Input records:
####################

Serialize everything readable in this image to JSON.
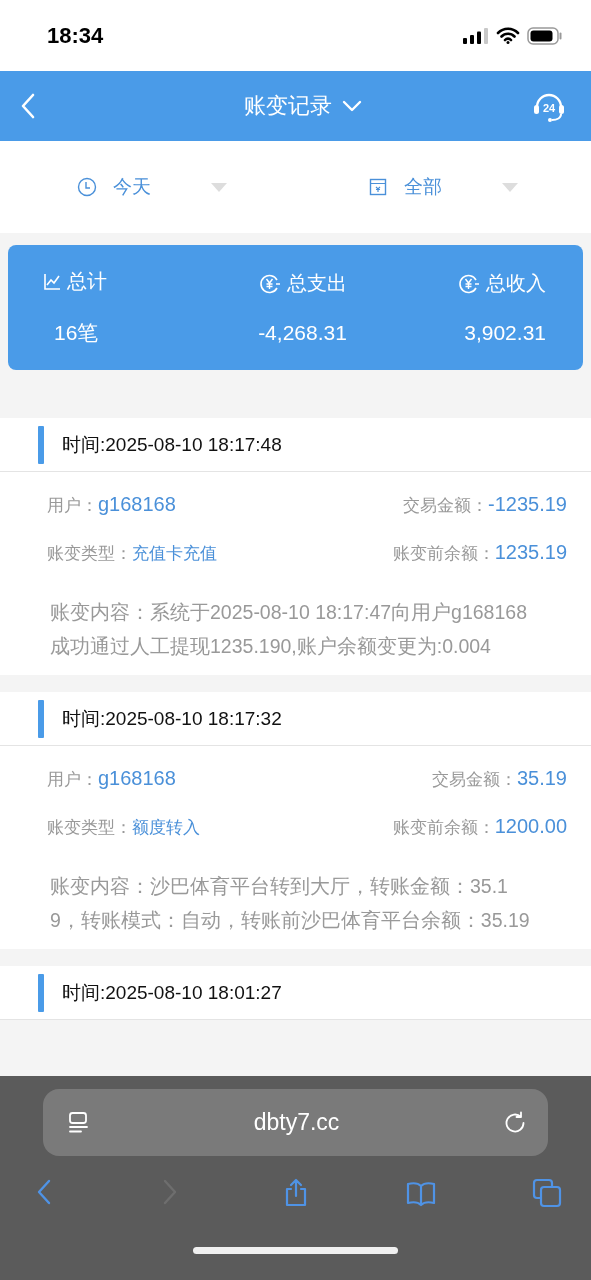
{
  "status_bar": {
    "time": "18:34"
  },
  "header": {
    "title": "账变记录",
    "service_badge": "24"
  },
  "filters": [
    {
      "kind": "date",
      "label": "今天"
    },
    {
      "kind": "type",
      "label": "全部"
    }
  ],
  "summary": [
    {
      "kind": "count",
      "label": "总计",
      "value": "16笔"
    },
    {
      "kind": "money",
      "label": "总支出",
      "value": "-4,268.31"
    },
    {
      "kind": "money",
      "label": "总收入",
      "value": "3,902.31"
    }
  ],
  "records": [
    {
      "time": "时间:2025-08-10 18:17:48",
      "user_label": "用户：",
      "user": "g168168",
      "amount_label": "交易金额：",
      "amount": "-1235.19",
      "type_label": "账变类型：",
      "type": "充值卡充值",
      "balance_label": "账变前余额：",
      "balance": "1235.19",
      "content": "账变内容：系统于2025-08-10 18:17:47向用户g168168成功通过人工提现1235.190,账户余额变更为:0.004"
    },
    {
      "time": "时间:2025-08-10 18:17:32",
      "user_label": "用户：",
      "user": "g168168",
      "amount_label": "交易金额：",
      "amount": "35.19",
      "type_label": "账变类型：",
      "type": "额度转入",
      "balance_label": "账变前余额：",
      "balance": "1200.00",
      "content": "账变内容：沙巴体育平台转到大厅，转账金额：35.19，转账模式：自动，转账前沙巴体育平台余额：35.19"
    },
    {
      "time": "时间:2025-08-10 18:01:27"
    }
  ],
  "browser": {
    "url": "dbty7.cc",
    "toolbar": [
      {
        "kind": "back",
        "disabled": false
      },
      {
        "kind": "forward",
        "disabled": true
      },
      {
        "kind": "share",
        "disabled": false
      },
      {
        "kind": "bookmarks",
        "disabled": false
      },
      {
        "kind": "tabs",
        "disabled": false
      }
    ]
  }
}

####################

What is asked:
From the data above, count the lines where "value" occurs and give that figure and nothing else.

Solved problem:
3